┌────────
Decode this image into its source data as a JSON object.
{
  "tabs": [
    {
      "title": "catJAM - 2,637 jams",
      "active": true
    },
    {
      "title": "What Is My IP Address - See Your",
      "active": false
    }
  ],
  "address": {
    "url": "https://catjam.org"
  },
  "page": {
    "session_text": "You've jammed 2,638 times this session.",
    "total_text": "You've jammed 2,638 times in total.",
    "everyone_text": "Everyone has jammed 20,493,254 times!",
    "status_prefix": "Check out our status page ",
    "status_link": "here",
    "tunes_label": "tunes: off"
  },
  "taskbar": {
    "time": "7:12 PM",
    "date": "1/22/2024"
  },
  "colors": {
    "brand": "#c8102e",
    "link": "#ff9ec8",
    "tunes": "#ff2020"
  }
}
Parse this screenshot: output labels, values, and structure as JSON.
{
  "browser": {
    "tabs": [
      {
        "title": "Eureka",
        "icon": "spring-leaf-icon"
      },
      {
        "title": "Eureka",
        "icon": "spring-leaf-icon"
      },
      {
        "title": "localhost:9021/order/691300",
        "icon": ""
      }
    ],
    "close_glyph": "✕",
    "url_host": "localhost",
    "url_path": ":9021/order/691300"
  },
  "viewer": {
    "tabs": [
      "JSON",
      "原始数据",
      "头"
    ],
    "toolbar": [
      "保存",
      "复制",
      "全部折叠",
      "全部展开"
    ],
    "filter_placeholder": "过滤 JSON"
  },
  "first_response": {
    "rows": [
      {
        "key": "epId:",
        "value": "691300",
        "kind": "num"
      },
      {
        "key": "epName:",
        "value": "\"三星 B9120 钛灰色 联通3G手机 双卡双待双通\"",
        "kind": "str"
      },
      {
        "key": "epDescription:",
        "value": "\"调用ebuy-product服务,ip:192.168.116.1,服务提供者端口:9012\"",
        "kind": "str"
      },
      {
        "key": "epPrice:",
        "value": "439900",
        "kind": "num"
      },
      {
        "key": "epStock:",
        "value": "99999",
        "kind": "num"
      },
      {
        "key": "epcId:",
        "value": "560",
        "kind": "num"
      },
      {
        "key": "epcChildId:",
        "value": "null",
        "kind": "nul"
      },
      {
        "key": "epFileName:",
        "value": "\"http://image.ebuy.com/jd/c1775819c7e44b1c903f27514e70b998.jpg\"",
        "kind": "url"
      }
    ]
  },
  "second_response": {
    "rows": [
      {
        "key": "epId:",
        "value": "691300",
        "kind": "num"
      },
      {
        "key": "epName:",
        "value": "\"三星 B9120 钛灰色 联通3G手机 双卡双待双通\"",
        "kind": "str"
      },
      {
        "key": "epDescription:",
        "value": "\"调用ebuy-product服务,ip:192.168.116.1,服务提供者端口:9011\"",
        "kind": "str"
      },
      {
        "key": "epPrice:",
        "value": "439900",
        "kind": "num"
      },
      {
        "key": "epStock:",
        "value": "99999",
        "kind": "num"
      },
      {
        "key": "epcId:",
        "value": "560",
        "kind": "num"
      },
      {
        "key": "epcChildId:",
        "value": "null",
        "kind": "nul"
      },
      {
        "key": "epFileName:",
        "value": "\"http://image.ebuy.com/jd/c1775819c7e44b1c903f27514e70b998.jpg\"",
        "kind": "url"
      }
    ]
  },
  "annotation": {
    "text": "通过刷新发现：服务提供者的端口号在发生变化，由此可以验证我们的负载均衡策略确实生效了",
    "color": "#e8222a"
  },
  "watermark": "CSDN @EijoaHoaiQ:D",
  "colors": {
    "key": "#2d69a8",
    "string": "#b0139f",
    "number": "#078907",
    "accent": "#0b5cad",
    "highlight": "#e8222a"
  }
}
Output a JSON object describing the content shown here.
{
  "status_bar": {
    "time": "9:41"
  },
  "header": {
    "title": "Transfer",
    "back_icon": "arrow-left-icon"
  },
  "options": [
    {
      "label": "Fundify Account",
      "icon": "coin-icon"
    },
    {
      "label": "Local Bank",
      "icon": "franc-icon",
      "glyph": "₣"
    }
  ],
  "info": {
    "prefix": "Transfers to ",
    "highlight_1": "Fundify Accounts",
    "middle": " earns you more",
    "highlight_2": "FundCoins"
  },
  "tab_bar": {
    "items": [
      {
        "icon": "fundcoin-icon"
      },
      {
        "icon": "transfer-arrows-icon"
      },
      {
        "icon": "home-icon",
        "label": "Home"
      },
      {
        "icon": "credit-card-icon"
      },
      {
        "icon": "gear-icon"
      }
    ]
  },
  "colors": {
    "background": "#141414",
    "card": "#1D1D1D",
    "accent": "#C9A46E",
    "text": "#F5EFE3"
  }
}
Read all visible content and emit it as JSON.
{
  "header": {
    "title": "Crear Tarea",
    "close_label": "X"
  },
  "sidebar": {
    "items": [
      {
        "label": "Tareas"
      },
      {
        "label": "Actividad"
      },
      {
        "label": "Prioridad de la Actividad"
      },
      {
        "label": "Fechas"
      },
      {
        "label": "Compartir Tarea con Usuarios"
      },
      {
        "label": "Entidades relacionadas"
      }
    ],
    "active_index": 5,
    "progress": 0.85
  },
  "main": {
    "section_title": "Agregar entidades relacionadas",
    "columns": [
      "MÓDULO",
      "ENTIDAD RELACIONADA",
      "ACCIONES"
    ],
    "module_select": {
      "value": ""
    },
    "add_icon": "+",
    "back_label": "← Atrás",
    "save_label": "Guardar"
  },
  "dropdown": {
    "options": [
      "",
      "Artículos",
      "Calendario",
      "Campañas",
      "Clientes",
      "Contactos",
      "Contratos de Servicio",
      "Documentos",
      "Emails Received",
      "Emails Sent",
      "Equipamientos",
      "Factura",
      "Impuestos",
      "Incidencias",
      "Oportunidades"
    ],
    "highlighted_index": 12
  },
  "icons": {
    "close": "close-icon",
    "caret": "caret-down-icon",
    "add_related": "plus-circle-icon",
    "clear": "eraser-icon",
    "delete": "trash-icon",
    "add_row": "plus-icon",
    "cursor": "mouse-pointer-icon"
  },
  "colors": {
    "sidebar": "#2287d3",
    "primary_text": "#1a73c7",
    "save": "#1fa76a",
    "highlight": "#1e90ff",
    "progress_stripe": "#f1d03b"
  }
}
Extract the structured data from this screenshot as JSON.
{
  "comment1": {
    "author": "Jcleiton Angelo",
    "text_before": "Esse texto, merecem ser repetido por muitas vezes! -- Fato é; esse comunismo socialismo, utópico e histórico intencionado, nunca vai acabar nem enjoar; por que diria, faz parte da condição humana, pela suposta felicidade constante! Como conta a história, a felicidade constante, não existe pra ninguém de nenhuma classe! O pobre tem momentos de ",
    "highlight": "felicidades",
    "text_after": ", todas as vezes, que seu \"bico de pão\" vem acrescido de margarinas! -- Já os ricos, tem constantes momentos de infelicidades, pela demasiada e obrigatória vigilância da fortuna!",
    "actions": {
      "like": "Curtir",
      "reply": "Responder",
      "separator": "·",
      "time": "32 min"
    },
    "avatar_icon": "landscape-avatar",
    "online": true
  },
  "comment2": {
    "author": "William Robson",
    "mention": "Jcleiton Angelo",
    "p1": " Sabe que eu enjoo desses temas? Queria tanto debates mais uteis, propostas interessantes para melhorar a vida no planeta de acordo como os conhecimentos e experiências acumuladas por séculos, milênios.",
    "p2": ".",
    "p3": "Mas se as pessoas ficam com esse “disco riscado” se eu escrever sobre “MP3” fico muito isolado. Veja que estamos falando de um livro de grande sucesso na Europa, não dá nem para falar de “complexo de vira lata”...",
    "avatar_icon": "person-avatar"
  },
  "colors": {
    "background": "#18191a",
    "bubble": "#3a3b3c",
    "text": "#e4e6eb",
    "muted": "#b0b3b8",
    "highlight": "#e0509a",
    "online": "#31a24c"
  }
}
└────────
== EXERCISE OBJECTIVE ==
Generate an exact reproduction of all entries.

== THE RESULT ==
Decode this image into its source data as a JSON object.
{
  "tabs": [
    {
      "title": "catJAM - 2,637 jams",
      "active": true
    },
    {
      "title": "What Is My IP Address - See Your",
      "active": false
    }
  ],
  "address": {
    "url": "https://catjam.org"
  },
  "page": {
    "session_text": "You've jammed 2,638 times this session.",
    "total_text": "You've jammed 2,638 times in total.",
    "everyone_text": "Everyone has jammed 20,493,254 times!",
    "status_prefix": "Check out our status page ",
    "status_link": "here",
    "tunes_label": "tunes: off"
  },
  "taskbar": {
    "time": "7:12 PM",
    "date": "1/22/2024"
  },
  "colors": {
    "brand": "#c8102e",
    "link": "#ff9ec8",
    "tunes": "#ff2020"
  }
}
Parse this screenshot: output labels, values, and structure as JSON.
{
  "browser": {
    "tabs": [
      {
        "title": "Eureka",
        "icon": "spring-leaf-icon"
      },
      {
        "title": "Eureka",
        "icon": "spring-leaf-icon"
      },
      {
        "title": "localhost:9021/order/691300",
        "icon": ""
      }
    ],
    "close_glyph": "✕",
    "url_host": "localhost",
    "url_path": ":9021/order/691300"
  },
  "viewer": {
    "tabs": [
      "JSON",
      "原始数据",
      "头"
    ],
    "toolbar": [
      "保存",
      "复制",
      "全部折叠",
      "全部展开"
    ],
    "filter_placeholder": "过滤 JSON"
  },
  "first_response": {
    "rows": [
      {
        "key": "epId:",
        "value": "691300",
        "kind": "num"
      },
      {
        "key": "epName:",
        "value": "\"三星 B9120 钛灰色 联通3G手机 双卡双待双通\"",
        "kind": "str"
      },
      {
        "key": "epDescription:",
        "value": "\"调用ebuy-product服务,ip:192.168.116.1,服务提供者端口:9012\"",
        "kind": "str"
      },
      {
        "key": "epPrice:",
        "value": "439900",
        "kind": "num"
      },
      {
        "key": "epStock:",
        "value": "99999",
        "kind": "num"
      },
      {
        "key": "epcId:",
        "value": "560",
        "kind": "num"
      },
      {
        "key": "epcChildId:",
        "value": "null",
        "kind": "nul"
      },
      {
        "key": "epFileName:",
        "value": "\"http://image.ebuy.com/jd/c1775819c7e44b1c903f27514e70b998.jpg\"",
        "kind": "url"
      }
    ]
  },
  "second_response": {
    "rows": [
      {
        "key": "epId:",
        "value": "691300",
        "kind": "num"
      },
      {
        "key": "epName:",
        "value": "\"三星 B9120 钛灰色 联通3G手机 双卡双待双通\"",
        "kind": "str"
      },
      {
        "key": "epDescription:",
        "value": "\"调用ebuy-product服务,ip:192.168.116.1,服务提供者端口:9011\"",
        "kind": "str"
      },
      {
        "key": "epPrice:",
        "value": "439900",
        "kind": "num"
      },
      {
        "key": "epStock:",
        "value": "99999",
        "kind": "num"
      },
      {
        "key": "epcId:",
        "value": "560",
        "kind": "num"
      },
      {
        "key": "epcChildId:",
        "value": "null",
        "kind": "nul"
      },
      {
        "key": "epFileName:",
        "value": "\"http://image.ebuy.com/jd/c1775819c7e44b1c903f27514e70b998.jpg\"",
        "kind": "url"
      }
    ]
  },
  "annotation": {
    "text": "通过刷新发现：服务提供者的端口号在发生变化，由此可以验证我们的负载均衡策略确实生效了",
    "color": "#e8222a"
  },
  "watermark": "CSDN @EijoaHoaiQ:D",
  "colors": {
    "key": "#2d69a8",
    "string": "#b0139f",
    "number": "#078907",
    "accent": "#0b5cad",
    "highlight": "#e8222a"
  }
}
Output a JSON object describing the content shown here.
{
  "status_bar": {
    "time": "9:41"
  },
  "header": {
    "title": "Transfer",
    "back_icon": "arrow-left-icon"
  },
  "options": [
    {
      "label": "Fundify Account",
      "icon": "coin-icon"
    },
    {
      "label": "Local Bank",
      "icon": "franc-icon",
      "glyph": "₣"
    }
  ],
  "info": {
    "prefix": "Transfers to ",
    "highlight_1": "Fundify Accounts",
    "middle": " earns you more",
    "highlight_2": "FundCoins"
  },
  "tab_bar": {
    "items": [
      {
        "icon": "fundcoin-icon"
      },
      {
        "icon": "transfer-arrows-icon"
      },
      {
        "icon": "home-icon",
        "label": "Home"
      },
      {
        "icon": "credit-card-icon"
      },
      {
        "icon": "gear-icon"
      }
    ]
  },
  "colors": {
    "background": "#141414",
    "card": "#1D1D1D",
    "accent": "#C9A46E",
    "text": "#F5EFE3"
  }
}
Read all visible content and emit it as JSON.
{
  "header": {
    "title": "Crear Tarea",
    "close_label": "X"
  },
  "sidebar": {
    "items": [
      {
        "label": "Tareas"
      },
      {
        "label": "Actividad"
      },
      {
        "label": "Prioridad de la Actividad"
      },
      {
        "label": "Fechas"
      },
      {
        "label": "Compartir Tarea con Usuarios"
      },
      {
        "label": "Entidades relacionadas"
      }
    ],
    "active_index": 5,
    "progress": 0.85
  },
  "main": {
    "section_title": "Agregar entidades relacionadas",
    "columns": [
      "MÓDULO",
      "ENTIDAD RELACIONADA",
      "ACCIONES"
    ],
    "module_select": {
      "value": ""
    },
    "add_icon": "+",
    "back_label": "← Atrás",
    "save_label": "Guardar"
  },
  "dropdown": {
    "options": [
      "",
      "Artículos",
      "Calendario",
      "Campañas",
      "Clientes",
      "Contactos",
      "Contratos de Servicio",
      "Documentos",
      "Emails Received",
      "Emails Sent",
      "Equipamientos",
      "Factura",
      "Impuestos",
      "Incidencias",
      "Oportunidades"
    ],
    "highlighted_index": 12
  },
  "icons": {
    "close": "close-icon",
    "caret": "caret-down-icon",
    "add_related": "plus-circle-icon",
    "clear": "eraser-icon",
    "delete": "trash-icon",
    "add_row": "plus-icon",
    "cursor": "mouse-pointer-icon"
  },
  "colors": {
    "sidebar": "#2287d3",
    "primary_text": "#1a73c7",
    "save": "#1fa76a",
    "highlight": "#1e90ff",
    "progress_stripe": "#f1d03b"
  }
}
Extract the structured data from this screenshot as JSON.
{
  "comment1": {
    "author": "Jcleiton Angelo",
    "text_before": "Esse texto, merecem ser repetido por muitas vezes! -- Fato é; esse comunismo socialismo, utópico e histórico intencionado, nunca vai acabar nem enjoar; por que diria, faz parte da condição humana, pela suposta felicidade constante! Como conta a história, a felicidade constante, não existe pra ninguém de nenhuma classe! O pobre tem momentos de ",
    "highlight": "felicidades",
    "text_after": ", todas as vezes, que seu \"bico de pão\" vem acrescido de margarinas! -- Já os ricos, tem constantes momentos de infelicidades, pela demasiada e obrigatória vigilância da fortuna!",
    "actions": {
      "like": "Curtir",
      "reply": "Responder",
      "separator": "·",
      "time": "32 min"
    },
    "avatar_icon": "landscape-avatar",
    "online": true
  },
  "comment2": {
    "author": "William Robson",
    "mention": "Jcleiton Angelo",
    "p1": " Sabe que eu enjoo desses temas? Queria tanto debates mais uteis, propostas interessantes para melhorar a vida no planeta de acordo como os conhecimentos e experiências acumuladas por séculos, milênios.",
    "p2": ".",
    "p3": "Mas se as pessoas ficam com esse “disco riscado” se eu escrever sobre “MP3” fico muito isolado. Veja que estamos falando de um livro de grande sucesso na Europa, não dá nem para falar de “complexo de vira lata”...",
    "avatar_icon": "person-avatar"
  },
  "colors": {
    "background": "#18191a",
    "bubble": "#3a3b3c",
    "text": "#e4e6eb",
    "muted": "#b0b3b8",
    "highlight": "#e0509a",
    "online": "#31a24c"
  }
}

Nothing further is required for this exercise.